* [Given exercise]: The records below must be written out exactly, with every picture left behind.

— Start of Material to process —

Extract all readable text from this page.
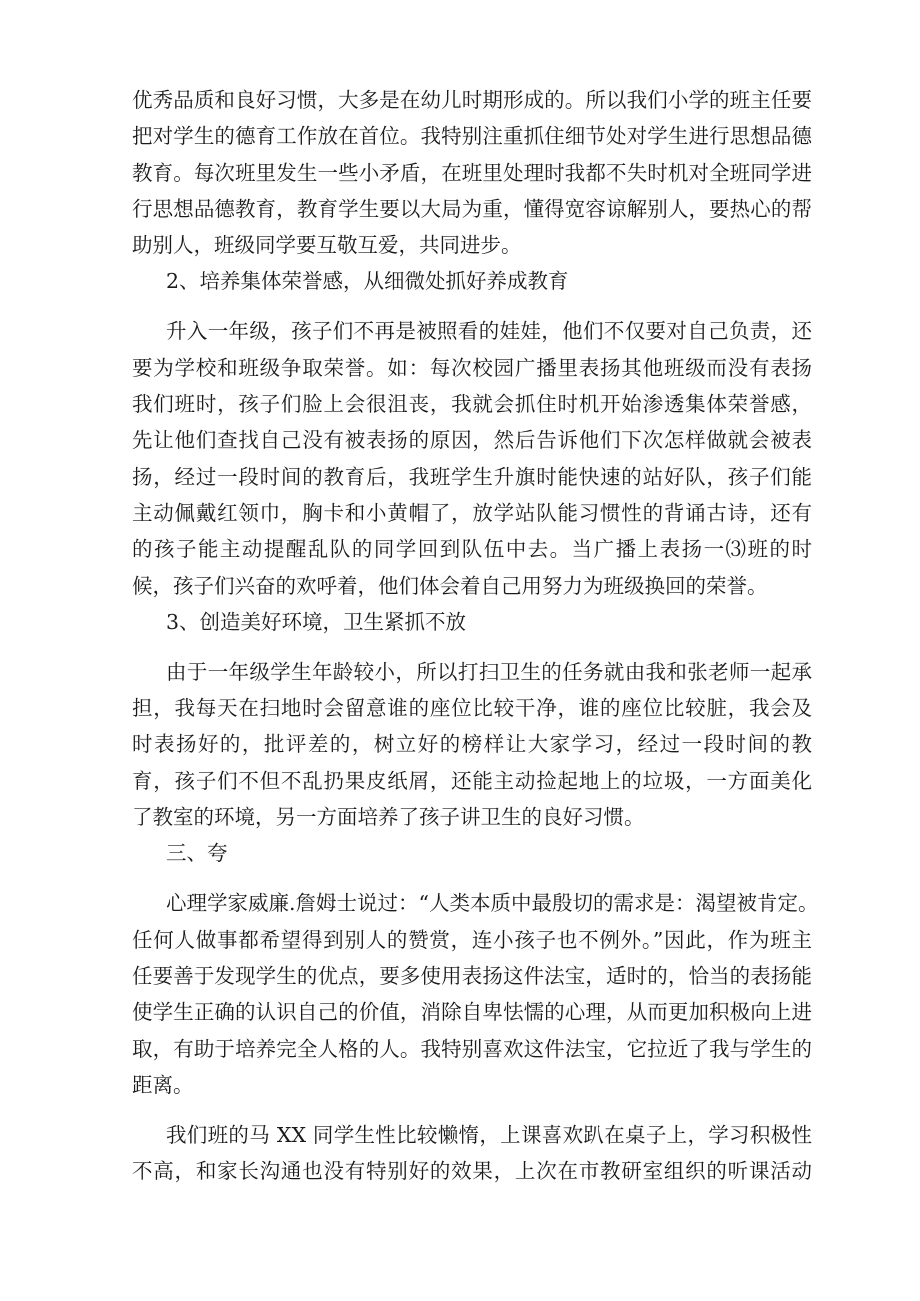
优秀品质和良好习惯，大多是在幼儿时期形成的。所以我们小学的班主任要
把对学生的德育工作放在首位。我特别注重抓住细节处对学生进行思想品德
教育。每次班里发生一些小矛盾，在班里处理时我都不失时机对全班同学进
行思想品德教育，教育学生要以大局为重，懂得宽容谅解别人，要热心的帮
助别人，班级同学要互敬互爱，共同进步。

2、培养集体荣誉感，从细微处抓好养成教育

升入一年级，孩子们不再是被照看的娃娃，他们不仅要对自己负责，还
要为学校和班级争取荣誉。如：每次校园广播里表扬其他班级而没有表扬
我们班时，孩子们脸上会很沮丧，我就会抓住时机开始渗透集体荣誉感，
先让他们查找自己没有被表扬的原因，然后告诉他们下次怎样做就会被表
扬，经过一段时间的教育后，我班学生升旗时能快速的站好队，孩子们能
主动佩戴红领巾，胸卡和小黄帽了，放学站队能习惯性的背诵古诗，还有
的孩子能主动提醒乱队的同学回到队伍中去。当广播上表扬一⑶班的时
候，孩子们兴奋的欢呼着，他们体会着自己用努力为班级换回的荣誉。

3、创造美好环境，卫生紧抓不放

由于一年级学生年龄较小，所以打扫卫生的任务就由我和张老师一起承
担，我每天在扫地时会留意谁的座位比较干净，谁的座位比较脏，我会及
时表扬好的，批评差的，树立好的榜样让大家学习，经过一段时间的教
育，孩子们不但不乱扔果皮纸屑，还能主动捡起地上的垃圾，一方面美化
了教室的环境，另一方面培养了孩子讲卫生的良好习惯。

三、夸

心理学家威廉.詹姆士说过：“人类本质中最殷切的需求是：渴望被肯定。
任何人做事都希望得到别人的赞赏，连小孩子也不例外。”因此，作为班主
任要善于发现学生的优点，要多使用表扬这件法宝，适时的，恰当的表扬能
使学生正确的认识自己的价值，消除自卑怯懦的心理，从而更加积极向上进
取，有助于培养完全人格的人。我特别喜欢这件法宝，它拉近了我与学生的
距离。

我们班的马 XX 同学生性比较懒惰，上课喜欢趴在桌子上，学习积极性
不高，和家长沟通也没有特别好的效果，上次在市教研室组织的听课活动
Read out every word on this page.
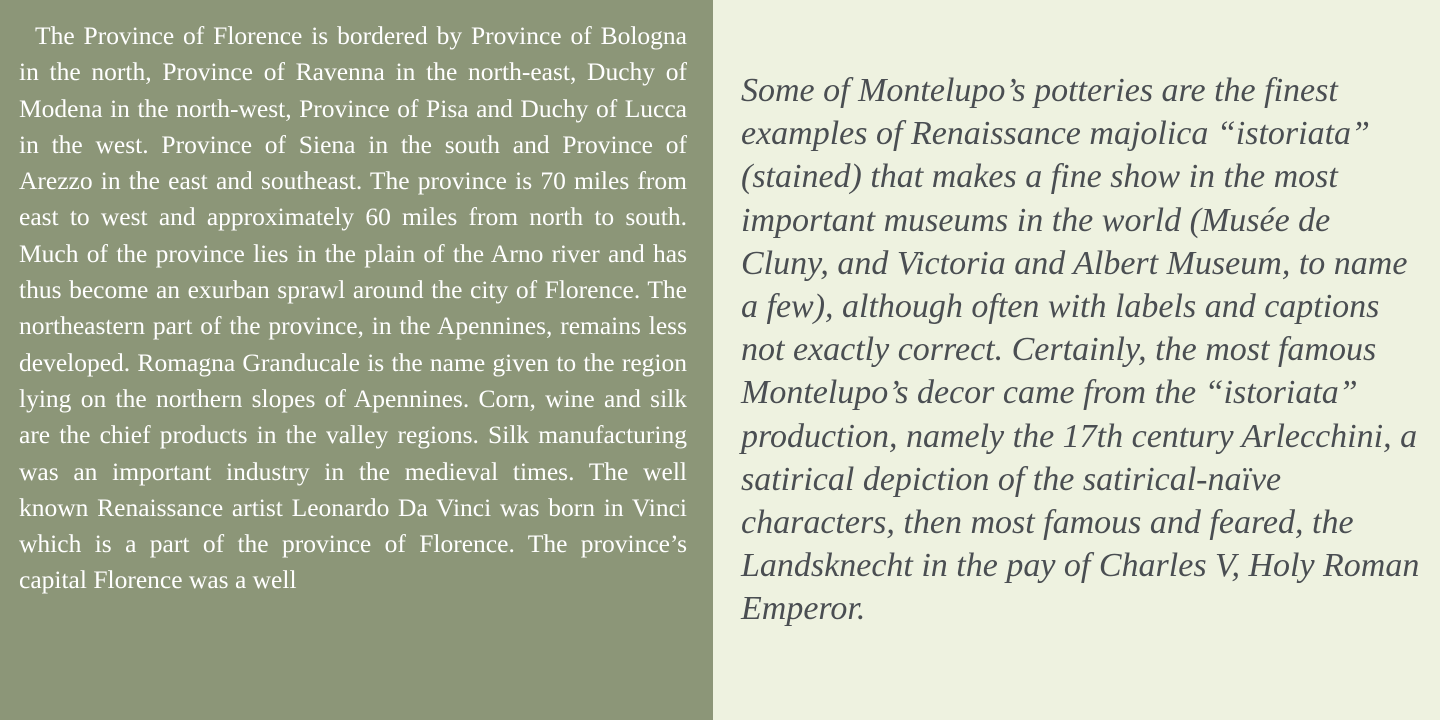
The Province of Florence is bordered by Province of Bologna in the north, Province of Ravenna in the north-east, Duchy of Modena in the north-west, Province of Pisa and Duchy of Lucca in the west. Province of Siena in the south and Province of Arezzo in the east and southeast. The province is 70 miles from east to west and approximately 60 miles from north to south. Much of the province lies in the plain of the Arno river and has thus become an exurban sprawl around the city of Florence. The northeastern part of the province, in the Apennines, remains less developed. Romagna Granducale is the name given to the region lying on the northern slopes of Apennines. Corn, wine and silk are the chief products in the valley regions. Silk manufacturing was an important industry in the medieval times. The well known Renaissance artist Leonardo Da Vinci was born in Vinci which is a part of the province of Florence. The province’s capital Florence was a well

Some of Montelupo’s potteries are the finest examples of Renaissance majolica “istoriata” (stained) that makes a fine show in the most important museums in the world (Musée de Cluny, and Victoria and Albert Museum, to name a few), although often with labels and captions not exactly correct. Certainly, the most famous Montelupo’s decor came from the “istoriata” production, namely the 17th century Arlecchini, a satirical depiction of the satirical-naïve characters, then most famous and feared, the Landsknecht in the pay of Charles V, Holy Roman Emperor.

— End of Material to process —

* [Result for this task]:
Extract all readable text from this page.
优秀品质和良好习惯，大多是在幼儿时期形成的。所以我们小学的班主任要
把对学生的德育工作放在首位。我特别注重抓住细节处对学生进行思想品德
教育。每次班里发生一些小矛盾，在班里处理时我都不失时机对全班同学进
行思想品德教育，教育学生要以大局为重，懂得宽容谅解别人，要热心的帮
助别人，班级同学要互敬互爱，共同进步。

2、培养集体荣誉感，从细微处抓好养成教育

升入一年级，孩子们不再是被照看的娃娃，他们不仅要对自己负责，还
要为学校和班级争取荣誉。如：每次校园广播里表扬其他班级而没有表扬
我们班时，孩子们脸上会很沮丧，我就会抓住时机开始渗透集体荣誉感，
先让他们查找自己没有被表扬的原因，然后告诉他们下次怎样做就会被表
扬，经过一段时间的教育后，我班学生升旗时能快速的站好队，孩子们能
主动佩戴红领巾，胸卡和小黄帽了，放学站队能习惯性的背诵古诗，还有
的孩子能主动提醒乱队的同学回到队伍中去。当广播上表扬一⑶班的时
候，孩子们兴奋的欢呼着，他们体会着自己用努力为班级换回的荣誉。

3、创造美好环境，卫生紧抓不放

由于一年级学生年龄较小，所以打扫卫生的任务就由我和张老师一起承
担，我每天在扫地时会留意谁的座位比较干净，谁的座位比较脏，我会及
时表扬好的，批评差的，树立好的榜样让大家学习，经过一段时间的教
育，孩子们不但不乱扔果皮纸屑，还能主动捡起地上的垃圾，一方面美化
了教室的环境，另一方面培养了孩子讲卫生的良好习惯。

三、夸

心理学家威廉.詹姆士说过：“人类本质中最殷切的需求是：渴望被肯定。
任何人做事都希望得到别人的赞赏，连小孩子也不例外。”因此，作为班主
任要善于发现学生的优点，要多使用表扬这件法宝，适时的，恰当的表扬能
使学生正确的认识自己的价值，消除自卑怯懦的心理，从而更加积极向上进
取，有助于培养完全人格的人。我特别喜欢这件法宝，它拉近了我与学生的
距离。

我们班的马 XX 同学生性比较懒惰，上课喜欢趴在桌子上，学习积极性
不高，和家长沟通也没有特别好的效果，上次在市教研室组织的听课活动
Read out every word on this page.
The Province of Florence is bordered by Province of Bologna in the north, Province of Ravenna in the north-east, Duchy of Modena in the north-west, Province of Pisa and Duchy of Lucca in the west. Province of Siena in the south and Province of Arezzo in the east and southeast. The province is 70 miles from east to west and approximately 60 miles from north to south. Much of the province lies in the plain of the Arno river and has thus become an exurban sprawl around the city of Florence. The northeastern part of the province, in the Apennines, remains less developed. Romagna Granducale is the name given to the region lying on the northern slopes of Apennines. Corn, wine and silk are the chief products in the valley regions. Silk manufacturing was an important industry in the medieval times. The well known Renaissance artist Leonardo Da Vinci was born in Vinci which is a part of the province of Florence. The province’s capital Florence was a well

Some of Montelupo’s potteries are the finest examples of Renaissance majolica “istoriata” (stained) that makes a fine show in the most important museums in the world (Musée de Cluny, and Victoria and Albert Museum, to name a few), although often with labels and captions not exactly correct. Certainly, the most famous Montelupo’s decor came from the “istoriata” production, namely the 17th century Arlecchini, a satirical depiction of the satirical-naïve characters, then most famous and feared, the Landsknecht in the pay of Charles V, Holy Roman Emperor.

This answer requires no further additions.